**What is expected:**
Every line from the one containing "Output the underlying" to the final line of the material below must be reproduced exactly; leave out all other lines.

Chart and figure data

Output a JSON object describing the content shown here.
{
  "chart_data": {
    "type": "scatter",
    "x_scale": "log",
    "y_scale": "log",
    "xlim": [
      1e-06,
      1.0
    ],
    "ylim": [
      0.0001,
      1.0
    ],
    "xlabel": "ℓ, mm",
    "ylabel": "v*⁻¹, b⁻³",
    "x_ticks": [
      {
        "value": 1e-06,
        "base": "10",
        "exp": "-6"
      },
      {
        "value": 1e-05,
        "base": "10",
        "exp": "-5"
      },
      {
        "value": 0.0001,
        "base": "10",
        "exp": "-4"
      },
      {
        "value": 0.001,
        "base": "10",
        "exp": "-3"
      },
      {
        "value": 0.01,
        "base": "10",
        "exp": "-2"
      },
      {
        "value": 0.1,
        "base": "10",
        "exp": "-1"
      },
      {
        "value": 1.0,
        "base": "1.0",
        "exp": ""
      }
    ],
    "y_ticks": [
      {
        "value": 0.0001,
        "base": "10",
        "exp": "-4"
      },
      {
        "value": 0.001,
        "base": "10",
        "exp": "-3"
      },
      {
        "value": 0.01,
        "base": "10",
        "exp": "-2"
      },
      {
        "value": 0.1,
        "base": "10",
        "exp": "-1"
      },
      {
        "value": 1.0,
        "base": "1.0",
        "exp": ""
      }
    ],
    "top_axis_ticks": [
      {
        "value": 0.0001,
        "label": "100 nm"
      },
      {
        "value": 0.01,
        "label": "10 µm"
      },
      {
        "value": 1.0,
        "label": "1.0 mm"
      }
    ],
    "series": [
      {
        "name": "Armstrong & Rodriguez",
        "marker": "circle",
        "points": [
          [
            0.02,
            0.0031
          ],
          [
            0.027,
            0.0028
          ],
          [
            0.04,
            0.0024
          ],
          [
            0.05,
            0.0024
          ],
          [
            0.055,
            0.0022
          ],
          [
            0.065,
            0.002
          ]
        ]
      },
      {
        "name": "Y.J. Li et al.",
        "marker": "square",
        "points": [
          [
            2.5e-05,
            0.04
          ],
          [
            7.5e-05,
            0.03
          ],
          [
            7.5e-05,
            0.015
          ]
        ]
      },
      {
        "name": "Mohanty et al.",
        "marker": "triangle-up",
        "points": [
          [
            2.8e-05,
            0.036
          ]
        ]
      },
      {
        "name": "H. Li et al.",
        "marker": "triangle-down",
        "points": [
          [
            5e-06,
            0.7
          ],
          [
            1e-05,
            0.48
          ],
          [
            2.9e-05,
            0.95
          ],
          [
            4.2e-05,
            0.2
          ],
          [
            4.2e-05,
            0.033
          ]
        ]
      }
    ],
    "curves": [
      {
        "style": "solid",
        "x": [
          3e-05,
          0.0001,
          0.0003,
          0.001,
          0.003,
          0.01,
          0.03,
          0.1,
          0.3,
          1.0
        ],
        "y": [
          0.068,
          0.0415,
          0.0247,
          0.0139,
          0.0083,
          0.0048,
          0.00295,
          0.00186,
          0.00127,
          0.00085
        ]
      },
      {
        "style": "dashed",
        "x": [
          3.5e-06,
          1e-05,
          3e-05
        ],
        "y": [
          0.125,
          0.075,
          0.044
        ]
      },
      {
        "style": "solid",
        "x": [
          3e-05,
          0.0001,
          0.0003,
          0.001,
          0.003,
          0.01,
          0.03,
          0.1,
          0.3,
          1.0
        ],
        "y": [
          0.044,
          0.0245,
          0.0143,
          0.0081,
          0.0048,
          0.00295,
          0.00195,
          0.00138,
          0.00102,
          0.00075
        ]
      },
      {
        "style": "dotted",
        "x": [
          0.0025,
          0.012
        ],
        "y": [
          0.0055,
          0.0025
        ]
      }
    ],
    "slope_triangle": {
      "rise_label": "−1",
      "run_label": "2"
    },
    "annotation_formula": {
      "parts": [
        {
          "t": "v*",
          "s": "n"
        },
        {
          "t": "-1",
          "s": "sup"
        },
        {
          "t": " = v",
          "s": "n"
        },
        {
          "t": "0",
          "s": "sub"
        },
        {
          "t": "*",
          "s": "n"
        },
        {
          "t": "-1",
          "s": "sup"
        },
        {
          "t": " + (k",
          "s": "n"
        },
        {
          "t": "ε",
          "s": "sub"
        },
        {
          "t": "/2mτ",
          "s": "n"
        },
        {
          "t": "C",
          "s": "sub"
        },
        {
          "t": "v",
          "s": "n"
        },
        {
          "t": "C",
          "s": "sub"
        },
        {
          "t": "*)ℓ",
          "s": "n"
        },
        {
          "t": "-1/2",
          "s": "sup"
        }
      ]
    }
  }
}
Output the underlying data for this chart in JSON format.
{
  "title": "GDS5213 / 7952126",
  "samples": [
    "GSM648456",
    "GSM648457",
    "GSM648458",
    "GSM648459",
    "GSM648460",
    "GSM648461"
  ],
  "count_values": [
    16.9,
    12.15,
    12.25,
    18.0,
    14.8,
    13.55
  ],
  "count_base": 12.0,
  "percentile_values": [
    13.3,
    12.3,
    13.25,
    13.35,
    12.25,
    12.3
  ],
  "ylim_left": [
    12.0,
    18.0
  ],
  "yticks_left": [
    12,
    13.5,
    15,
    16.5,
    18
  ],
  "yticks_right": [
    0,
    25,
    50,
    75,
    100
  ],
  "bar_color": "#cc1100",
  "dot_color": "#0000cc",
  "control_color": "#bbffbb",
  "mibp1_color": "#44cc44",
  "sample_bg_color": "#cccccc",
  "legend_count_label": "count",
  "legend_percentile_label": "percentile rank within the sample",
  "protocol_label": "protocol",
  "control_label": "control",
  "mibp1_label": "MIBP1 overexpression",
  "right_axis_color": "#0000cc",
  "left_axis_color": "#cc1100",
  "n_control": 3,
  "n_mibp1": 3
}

**Response below:**
Output the underlying data for this chart in JSON format.
{
  "title": "GDS5213 / 7952126",
  "samples": [
    "GSM648456",
    "GSM648457",
    "GSM648458",
    "GSM648459",
    "GSM648460",
    "GSM648461"
  ],
  "count_values": [
    16.9,
    12.15,
    12.25,
    18.0,
    14.8,
    13.55
  ],
  "count_base": 12.0,
  "percentile_values": [
    13.3,
    12.3,
    13.25,
    13.35,
    12.25,
    12.3
  ],
  "ylim_left": [
    12.0,
    18.0
  ],
  "yticks_left": [
    12,
    13.5,
    15,
    16.5,
    18
  ],
  "yticks_right": [
    0,
    25,
    50,
    75,
    100
  ],
  "bar_color": "#cc1100",
  "dot_color": "#0000cc",
  "control_color": "#bbffbb",
  "mibp1_color": "#44cc44",
  "sample_bg_color": "#cccccc",
  "legend_count_label": "count",
  "legend_percentile_label": "percentile rank within the sample",
  "protocol_label": "protocol",
  "control_label": "control",
  "mibp1_label": "MIBP1 overexpression",
  "right_axis_color": "#0000cc",
  "left_axis_color": "#cc1100",
  "n_control": 3,
  "n_mibp1": 3
}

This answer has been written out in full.